- _MATERIAL FOR THE TASK_:
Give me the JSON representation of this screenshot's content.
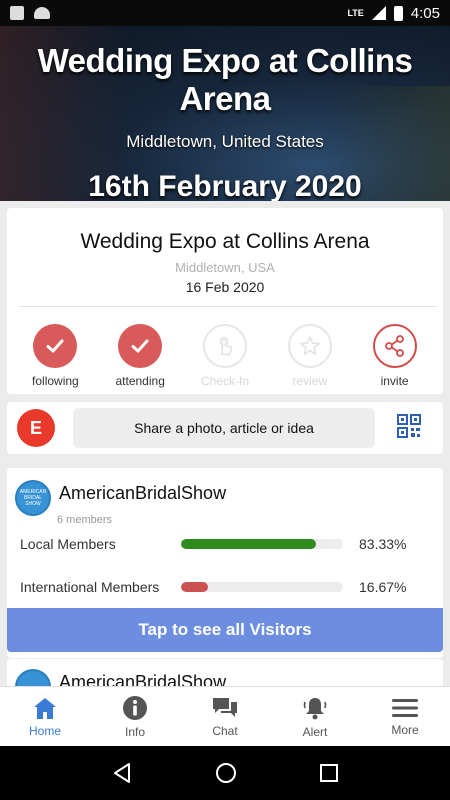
{
  "status_bar": {
    "network": "LTE",
    "time": "4:05"
  },
  "banner": {
    "title": "Wedding Expo at Collins Arena",
    "location": "Middletown, United States",
    "date": "16th February 2020"
  },
  "event": {
    "title": "Wedding Expo at Collins Arena",
    "location": "Middletown, USA",
    "date": "16 Feb 2020",
    "actions": [
      {
        "label": "following",
        "state": "active",
        "icon": "check-icon"
      },
      {
        "label": "attending",
        "state": "active",
        "icon": "check-icon"
      },
      {
        "label": "Check-In",
        "state": "disabled",
        "icon": "hand-pointer-icon"
      },
      {
        "label": "review",
        "state": "disabled",
        "icon": "star-icon"
      },
      {
        "label": "invite",
        "state": "outline",
        "icon": "share-icon"
      }
    ]
  },
  "composer": {
    "avatar_letter": "E",
    "prompt": "Share a photo, article or idea"
  },
  "group": {
    "name": "AmericanBridalShow",
    "logo_text": "AMERICAN BRIDAL SHOW",
    "members": "6 members",
    "stats": [
      {
        "label": "Local Members",
        "percent_text": "83.33%",
        "value": 0.8333,
        "color": "#2e8b1e"
      },
      {
        "label": "International Members",
        "percent_text": "16.67%",
        "value": 0.1667,
        "color": "#cc5252"
      }
    ],
    "cta": "Tap to see all Visitors"
  },
  "group2": {
    "name": "AmericanBridalShow"
  },
  "nav": {
    "items": [
      {
        "label": "Home",
        "icon": "home-icon",
        "active": true
      },
      {
        "label": "Info",
        "icon": "info-icon",
        "active": false
      },
      {
        "label": "Chat",
        "icon": "chat-icon",
        "active": false
      },
      {
        "label": "Alert",
        "icon": "bell-icon",
        "active": false
      },
      {
        "label": "More",
        "icon": "menu-icon",
        "active": false
      }
    ]
  },
  "colors": {
    "accent_red": "#d95a5a",
    "nav_active": "#3a7bd5",
    "cta_blue": "#6d8ee0"
  }
}
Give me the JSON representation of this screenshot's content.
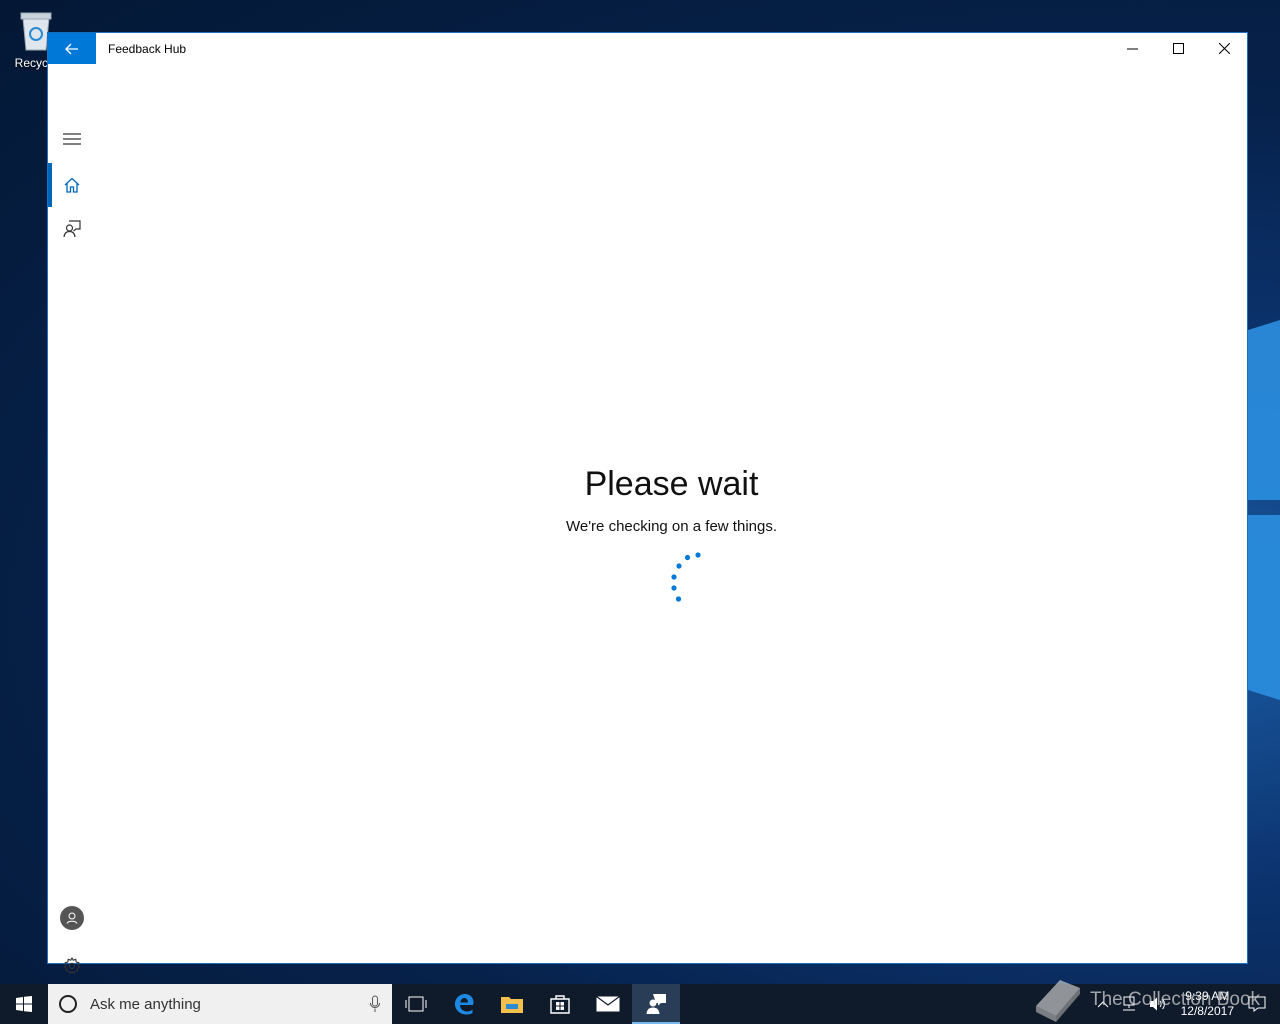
{
  "desktop": {
    "recycle_label": "Recycle"
  },
  "window": {
    "title": "Feedback Hub",
    "accent": "#0078d7"
  },
  "nav": {
    "items": [
      {
        "icon": "hamburger-icon"
      },
      {
        "icon": "home-icon",
        "selected": true
      },
      {
        "icon": "feedback-icon"
      }
    ],
    "bottom": [
      {
        "icon": "account-icon"
      },
      {
        "icon": "settings-icon"
      }
    ]
  },
  "main": {
    "title": "Please wait",
    "subtitle": "We're checking on a few things."
  },
  "taskbar": {
    "search_placeholder": "Ask me anything",
    "apps": [
      "task-view-icon",
      "edge-icon",
      "file-explorer-icon",
      "store-icon",
      "mail-icon",
      "feedback-hub-icon"
    ],
    "time": "9:39 AM",
    "date": "12/8/2017"
  },
  "watermark": {
    "text": "The Collection Book"
  }
}
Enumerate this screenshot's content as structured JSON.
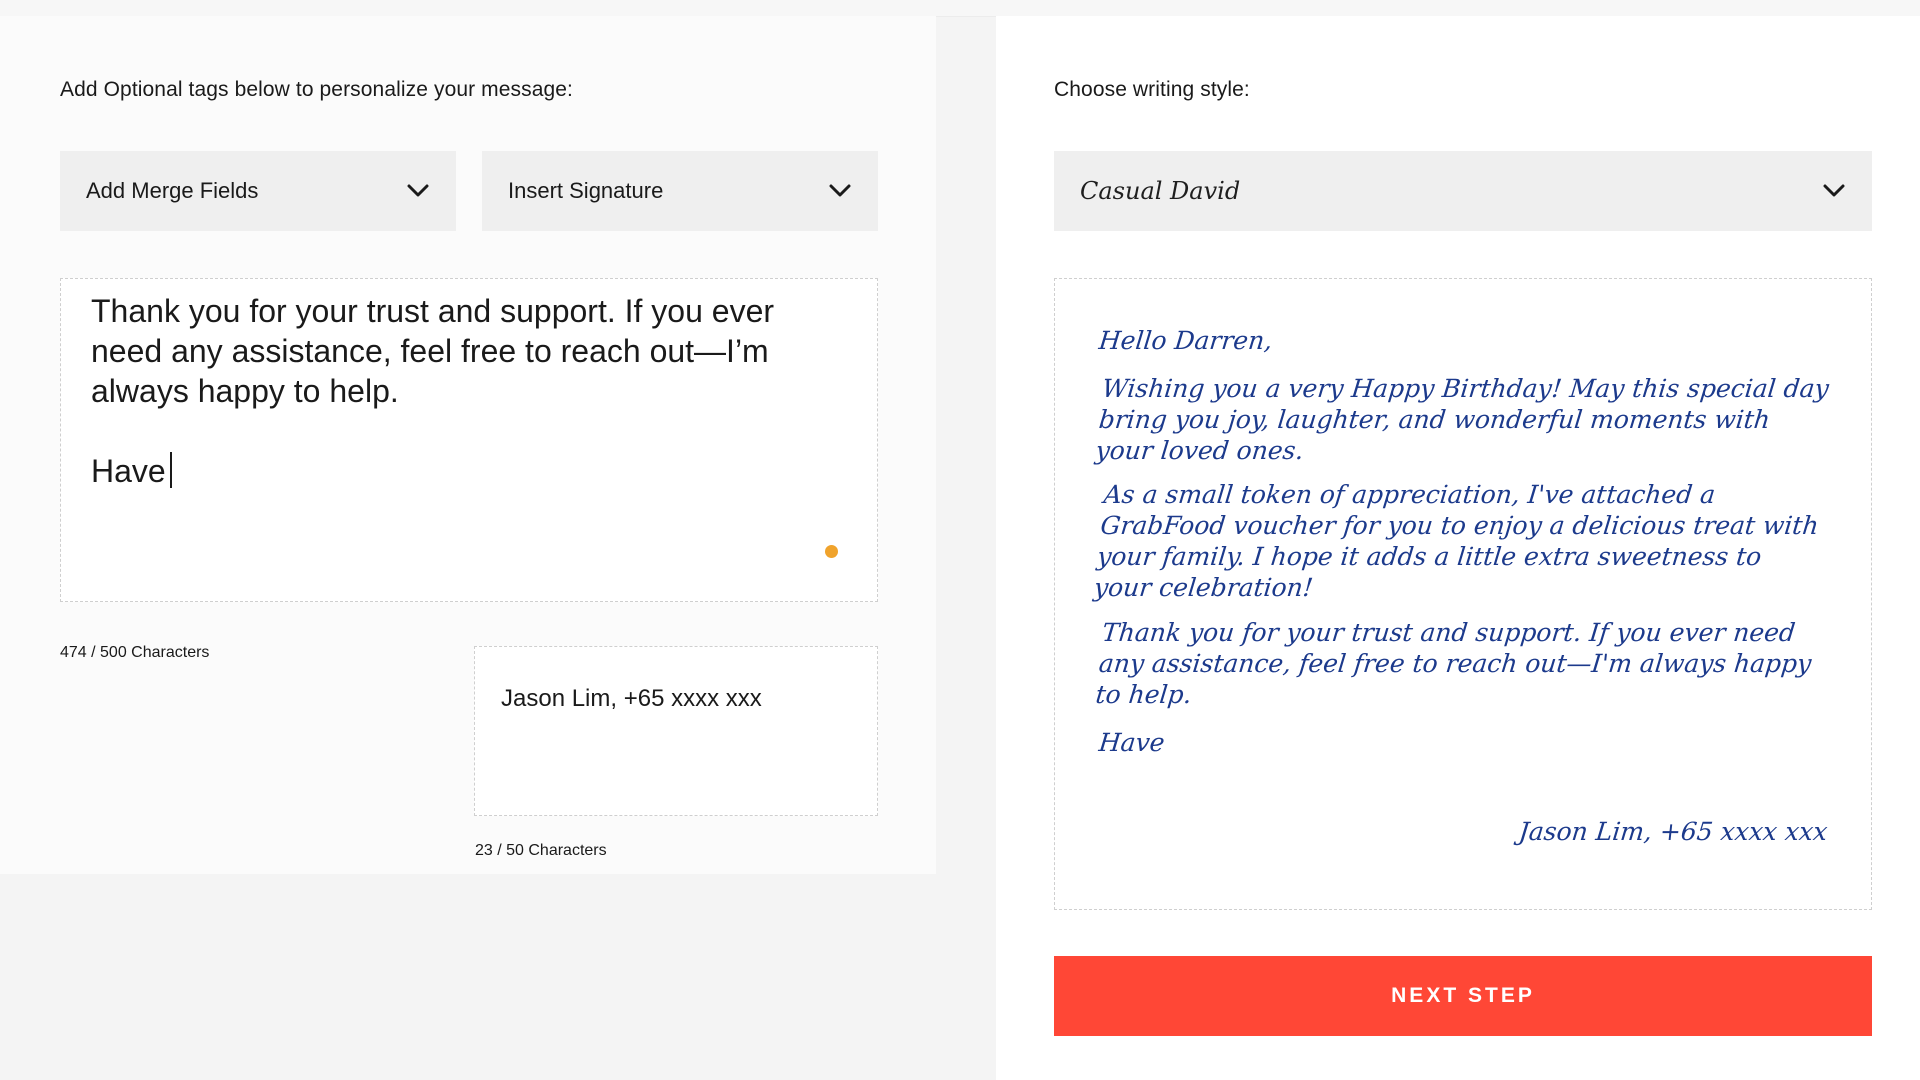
{
  "left": {
    "tags_label": "Add Optional tags below to personalize your message:",
    "merge_fields_label": "Add Merge Fields",
    "insert_signature_label": "Insert Signature",
    "message_text": "Thank you for your trust and support. If you ever need any assistance, feel free to reach out—I’m always happy to help.\n\nHave",
    "message_counter": "474 / 500 Characters",
    "signature_text": "Jason Lim, +65 xxxx xxx",
    "signature_counter": "23 / 50 Characters",
    "status_dot_color": "#f0a32c"
  },
  "right": {
    "style_label": "Choose writing style:",
    "style_value": "Casual David",
    "preview": {
      "greeting": "Hello Darren,",
      "para1": "Wishing you a very Happy Birthday! May this special day bring you joy, laughter, and wonderful moments with your loved ones.",
      "para2": "As a small token of appreciation, I've attached a GrabFood voucher for you to enjoy a delicious treat with your family. I hope it adds a little extra sweetness to your celebration!",
      "para3": "Thank you for your trust and support. If you ever need any assistance, feel free to reach out—I'm always happy to help.",
      "para4": "Have",
      "signature": "Jason Lim, +65 xxxx xxx",
      "ink_color": "#1c3a8c"
    },
    "next_button_label": "NEXT STEP",
    "next_button_color": "#ff4736"
  },
  "icons": {
    "dropdown_arrow": "chevron-down-icon"
  }
}
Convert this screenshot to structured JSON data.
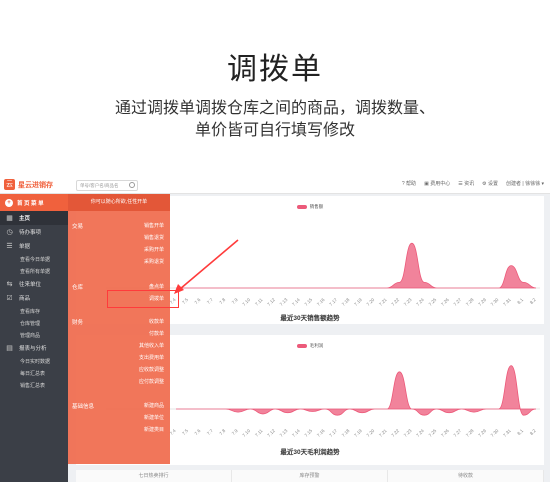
{
  "hero": {
    "title": "调拨单",
    "desc_line1": "通过调拨单调拨仓库之间的商品，调拨数量、",
    "desc_line2": "单价皆可自行填写修改"
  },
  "topbar": {
    "logo_text": "星云进销存",
    "search_placeholder": "单号/客户名/商品名",
    "help": "帮助",
    "service": "费用中心",
    "news": "资讯",
    "settings": "设置",
    "user_role": "创建者",
    "user_name": "徐徐徐"
  },
  "sidebar": {
    "header": "首 页 菜 单",
    "items": [
      {
        "label": "主页",
        "icon": "grid-icon"
      },
      {
        "label": "待办事项",
        "icon": "clock-icon"
      },
      {
        "label": "单据",
        "icon": "list-icon"
      },
      {
        "label": "查看今日单据"
      },
      {
        "label": "查看所有单据"
      },
      {
        "label": "往来单位",
        "icon": "exchange-icon"
      },
      {
        "label": "商品",
        "icon": "box-icon"
      },
      {
        "label": "查看库存"
      },
      {
        "label": "仓库管理"
      },
      {
        "label": "管理商品"
      },
      {
        "label": "报表与分析",
        "icon": "chart-icon"
      },
      {
        "label": "今日实时数据"
      },
      {
        "label": "每日汇总表"
      },
      {
        "label": "销售汇总表"
      }
    ]
  },
  "mega": {
    "hint": "你可以随心所欲,任性开单",
    "groups": [
      {
        "name": "交易",
        "links": [
          "销售开单",
          "销售退货",
          "采购开单",
          "采购退货"
        ]
      },
      {
        "name": "仓库",
        "links": [
          "盘点单",
          "调拨单"
        ]
      },
      {
        "name": "财务",
        "links": [
          "收款单",
          "付款单",
          "其他收入单",
          "支出费用单",
          "应收款调整",
          "应付款调整"
        ]
      },
      {
        "name": "基础信息",
        "links": [
          "新建商品",
          "新建单位",
          "新建类目"
        ]
      }
    ]
  },
  "charts": {
    "colors": {
      "series": "#ec5a7a",
      "axis": "#cccccc"
    }
  },
  "chart_data": [
    {
      "type": "area",
      "title": "最近30天销售额趋势",
      "series": [
        {
          "name": "销售额",
          "values": [
            0,
            0,
            0,
            0,
            0,
            0,
            0,
            0,
            0,
            0,
            0,
            0,
            0,
            0,
            0,
            0,
            0,
            0,
            1,
            8,
            1,
            0,
            0,
            0,
            0,
            0,
            0,
            4,
            1,
            0
          ]
        }
      ],
      "x": [
        "7.4",
        "7.5",
        "7.6",
        "7.7",
        "7.8",
        "7.9",
        "7.10",
        "7.11",
        "7.12",
        "7.13",
        "7.14",
        "7.15",
        "7.16",
        "7.17",
        "7.18",
        "7.19",
        "7.20",
        "7.21",
        "7.22",
        "7.23",
        "7.24",
        "7.25",
        "7.26",
        "7.27",
        "7.28",
        "7.29",
        "7.30",
        "7.31",
        "8.1",
        "8.2"
      ]
    },
    {
      "type": "area",
      "title": "最近30天毛利润趋势",
      "series": [
        {
          "name": "毛利润",
          "values": [
            0,
            0,
            0,
            0,
            0,
            -0.5,
            0,
            -0.8,
            0,
            -0.6,
            0,
            -0.4,
            0,
            -1,
            0,
            -0.6,
            0,
            0,
            6,
            0,
            -1,
            0,
            -0.6,
            0,
            -0.5,
            0,
            0,
            7,
            -1,
            0
          ]
        }
      ],
      "x": [
        "7.4",
        "7.5",
        "7.6",
        "7.7",
        "7.8",
        "7.9",
        "7.10",
        "7.11",
        "7.12",
        "7.13",
        "7.14",
        "7.15",
        "7.16",
        "7.17",
        "7.18",
        "7.19",
        "7.20",
        "7.21",
        "7.22",
        "7.23",
        "7.24",
        "7.25",
        "7.26",
        "7.27",
        "7.28",
        "7.29",
        "7.30",
        "7.31",
        "8.1",
        "8.2"
      ]
    }
  ],
  "tabs": [
    "七日热卖排行",
    "库存预警",
    "待收款"
  ]
}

- _TO BE DONE_:
Show every line above in which the word "trust" occurs.

- _TASK ANSWER_:
    "message_text": "Thank you for your trust and support. If you ever need any assistance, feel free to reach out—I’m always happy to help.\n\nHave",
      "para3": "Thank you for your trust and support. If you ever need any assistance, feel free to reach out—I'm always happy to help.",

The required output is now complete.